-- Start of Exercise data --

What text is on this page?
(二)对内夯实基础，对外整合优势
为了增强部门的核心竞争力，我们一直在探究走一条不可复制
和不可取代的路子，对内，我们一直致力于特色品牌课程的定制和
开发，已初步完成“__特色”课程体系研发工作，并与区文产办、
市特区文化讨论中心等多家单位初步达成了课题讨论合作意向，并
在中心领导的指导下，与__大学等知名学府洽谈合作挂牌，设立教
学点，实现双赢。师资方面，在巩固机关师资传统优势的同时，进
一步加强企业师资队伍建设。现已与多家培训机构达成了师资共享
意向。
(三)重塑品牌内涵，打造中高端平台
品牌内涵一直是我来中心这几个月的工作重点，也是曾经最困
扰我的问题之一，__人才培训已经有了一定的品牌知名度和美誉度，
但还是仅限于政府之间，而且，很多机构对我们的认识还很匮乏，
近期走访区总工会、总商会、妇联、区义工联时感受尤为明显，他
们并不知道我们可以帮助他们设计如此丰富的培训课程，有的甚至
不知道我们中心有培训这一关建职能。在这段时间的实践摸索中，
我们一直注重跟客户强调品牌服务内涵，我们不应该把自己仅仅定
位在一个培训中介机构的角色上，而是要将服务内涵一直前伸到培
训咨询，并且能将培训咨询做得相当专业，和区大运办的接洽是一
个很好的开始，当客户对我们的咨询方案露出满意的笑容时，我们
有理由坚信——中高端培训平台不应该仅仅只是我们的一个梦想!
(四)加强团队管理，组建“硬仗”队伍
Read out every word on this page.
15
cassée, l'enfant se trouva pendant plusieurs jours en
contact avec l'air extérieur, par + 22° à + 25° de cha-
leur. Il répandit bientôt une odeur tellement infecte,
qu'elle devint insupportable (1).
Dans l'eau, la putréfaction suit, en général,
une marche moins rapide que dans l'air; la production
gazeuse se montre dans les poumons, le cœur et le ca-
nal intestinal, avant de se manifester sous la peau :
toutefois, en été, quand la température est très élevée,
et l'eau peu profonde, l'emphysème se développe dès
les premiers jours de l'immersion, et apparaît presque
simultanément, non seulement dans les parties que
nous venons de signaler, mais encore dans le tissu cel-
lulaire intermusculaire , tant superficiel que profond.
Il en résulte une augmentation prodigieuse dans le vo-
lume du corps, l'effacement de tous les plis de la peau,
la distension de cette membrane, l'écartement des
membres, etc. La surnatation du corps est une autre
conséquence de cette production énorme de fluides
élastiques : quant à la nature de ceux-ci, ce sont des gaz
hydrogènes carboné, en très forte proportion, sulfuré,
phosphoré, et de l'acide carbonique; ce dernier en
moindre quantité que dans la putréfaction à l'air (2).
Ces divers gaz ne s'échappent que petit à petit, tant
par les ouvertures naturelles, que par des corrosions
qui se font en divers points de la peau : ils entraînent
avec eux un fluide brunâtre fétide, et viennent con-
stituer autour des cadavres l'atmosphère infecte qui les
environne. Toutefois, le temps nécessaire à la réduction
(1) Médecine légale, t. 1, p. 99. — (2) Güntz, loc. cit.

-- End of Exercise data --

=== Exercise ===
Collect every line with the string "production" from the records, and copy each.

=== Output below ===
une marche moins rapide que dans l'air; la production
conséquence de cette production énorme de fluides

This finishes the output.